Skip the pictures. Quote every line below, exactly, from the one with "Convert this screenshot" through the final line.

____ Data provided

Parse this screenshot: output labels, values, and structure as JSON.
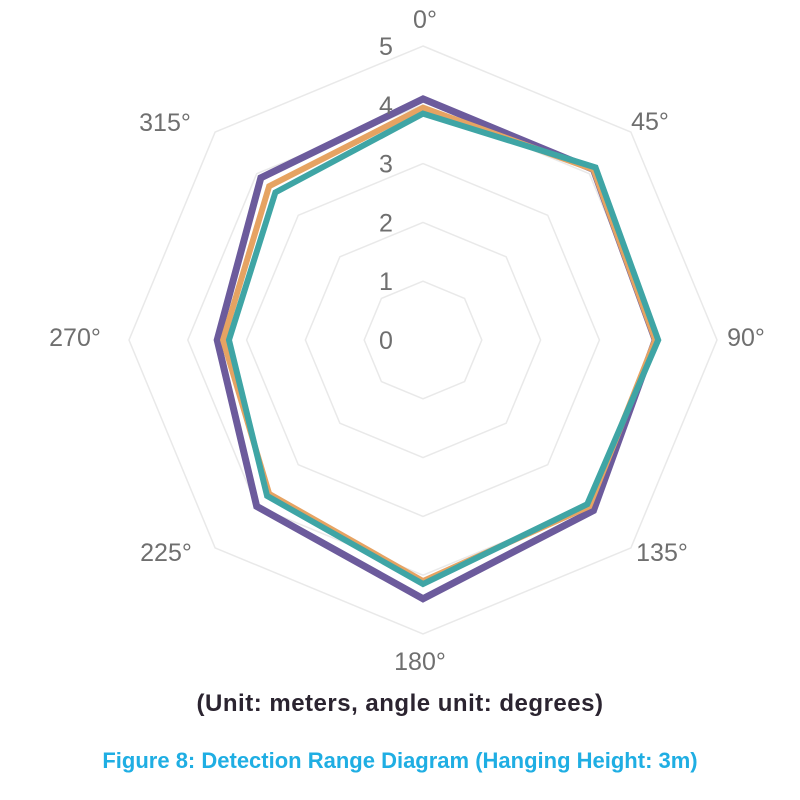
{
  "figure": {
    "captions": {
      "unit_note": "(Unit: meters, angle unit: degrees)",
      "figure_label": "Figure 8: Detection Range Diagram (Hanging Height: 3m)"
    }
  },
  "chart_data": {
    "type": "radar",
    "title": "",
    "categories": [
      "0°",
      "45°",
      "90°",
      "135°",
      "180°",
      "225°",
      "270°",
      "315°"
    ],
    "angles_deg": [
      0,
      45,
      90,
      135,
      180,
      225,
      270,
      315
    ],
    "series": [
      {
        "name": "purple",
        "color": "#6c5b9c",
        "values": [
          4.1,
          4.1,
          3.95,
          4.1,
          4.4,
          4.0,
          3.5,
          3.9
        ]
      },
      {
        "name": "orange",
        "color": "#e6a362",
        "values": [
          3.95,
          4.1,
          3.95,
          4.0,
          4.1,
          3.7,
          3.4,
          3.7
        ]
      },
      {
        "name": "teal",
        "color": "#3fa5a5",
        "values": [
          3.85,
          4.15,
          4.0,
          3.95,
          4.15,
          3.75,
          3.3,
          3.55
        ]
      }
    ],
    "radial_ticks": [
      "0",
      "1",
      "2",
      "3",
      "4",
      "5"
    ],
    "rlim": [
      0,
      5
    ],
    "grid": "concentric octagon rings, no radial spokes",
    "legend": "none"
  },
  "colors": {
    "background": "#ffffff",
    "grid": "#e9e9e9",
    "axis_label": "#6f6f6f",
    "unit_caption": "#2b2430",
    "figure_caption": "#1faee3"
  }
}
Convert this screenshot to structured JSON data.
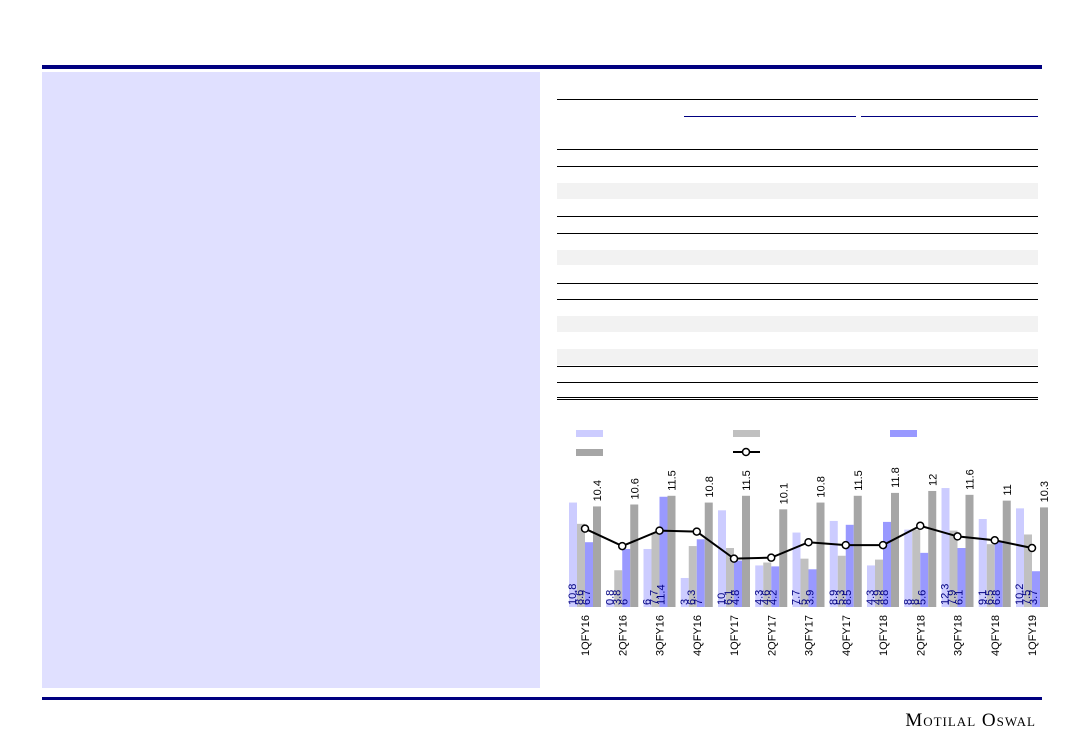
{
  "chart_data": {
    "type": "bar",
    "categories": [
      "1QFY16",
      "2QFY16",
      "3QFY16",
      "4QFY16",
      "1QFY17",
      "2QFY17",
      "3QFY17",
      "4QFY17",
      "1QFY18",
      "2QFY18",
      "3QFY18",
      "4QFY18",
      "1QFY19"
    ],
    "series": [
      {
        "color": "#ccccff",
        "values": [
          10.8,
          0.8,
          6.0,
          3.0,
          10.0,
          4.3,
          7.7,
          8.9,
          4.3,
          8.0,
          12.3,
          9.1,
          10.2
        ],
        "label_pos": "bottom"
      },
      {
        "color": "#c0c0c0",
        "values": [
          8.6,
          3.8,
          7.7,
          6.3,
          6.1,
          4.6,
          5.0,
          5.3,
          4.9,
          8.0,
          7.9,
          6.5,
          7.5
        ],
        "label_pos": "bottom"
      },
      {
        "color": "#9999ff",
        "values": [
          6.7,
          6.0,
          11.4,
          7.0,
          4.8,
          4.2,
          3.9,
          8.5,
          8.8,
          5.6,
          6.1,
          6.8,
          3.7
        ],
        "label_pos": "bottom"
      },
      {
        "color": "#a6a6a6",
        "values": [
          10.4,
          10.6,
          11.5,
          10.8,
          11.5,
          10.1,
          10.8,
          11.5,
          11.8,
          12.0,
          11.6,
          11.0,
          10.3
        ],
        "label_pos": "top"
      },
      {
        "type": "line",
        "color": "#000000",
        "values": [
          8.1,
          6.3,
          7.9,
          7.8,
          5.0,
          5.1,
          6.7,
          6.4,
          6.4,
          8.4,
          7.3,
          6.9,
          6.1
        ]
      }
    ]
  },
  "footer": {
    "brand": "Motilal Oswal"
  }
}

________

> **Reply**
Convert this screenshot to structured JSON data.
{
  "chart_data": {
    "type": "bar",
    "categories": [
      "1QFY16",
      "2QFY16",
      "3QFY16",
      "4QFY16",
      "1QFY17",
      "2QFY17",
      "3QFY17",
      "4QFY17",
      "1QFY18",
      "2QFY18",
      "3QFY18",
      "4QFY18",
      "1QFY19"
    ],
    "series": [
      {
        "color": "#ccccff",
        "values": [
          10.8,
          0.8,
          6.0,
          3.0,
          10.0,
          4.3,
          7.7,
          8.9,
          4.3,
          8.0,
          12.3,
          9.1,
          10.2
        ],
        "label_pos": "bottom"
      },
      {
        "color": "#c0c0c0",
        "values": [
          8.6,
          3.8,
          7.7,
          6.3,
          6.1,
          4.6,
          5.0,
          5.3,
          4.9,
          8.0,
          7.9,
          6.5,
          7.5
        ],
        "label_pos": "bottom"
      },
      {
        "color": "#9999ff",
        "values": [
          6.7,
          6.0,
          11.4,
          7.0,
          4.8,
          4.2,
          3.9,
          8.5,
          8.8,
          5.6,
          6.1,
          6.8,
          3.7
        ],
        "label_pos": "bottom"
      },
      {
        "color": "#a6a6a6",
        "values": [
          10.4,
          10.6,
          11.5,
          10.8,
          11.5,
          10.1,
          10.8,
          11.5,
          11.8,
          12.0,
          11.6,
          11.0,
          10.3
        ],
        "label_pos": "top"
      },
      {
        "type": "line",
        "color": "#000000",
        "values": [
          8.1,
          6.3,
          7.9,
          7.8,
          5.0,
          5.1,
          6.7,
          6.4,
          6.4,
          8.4,
          7.3,
          6.9,
          6.1
        ]
      }
    ]
  },
  "footer": {
    "brand": "Motilal Oswal"
  }
}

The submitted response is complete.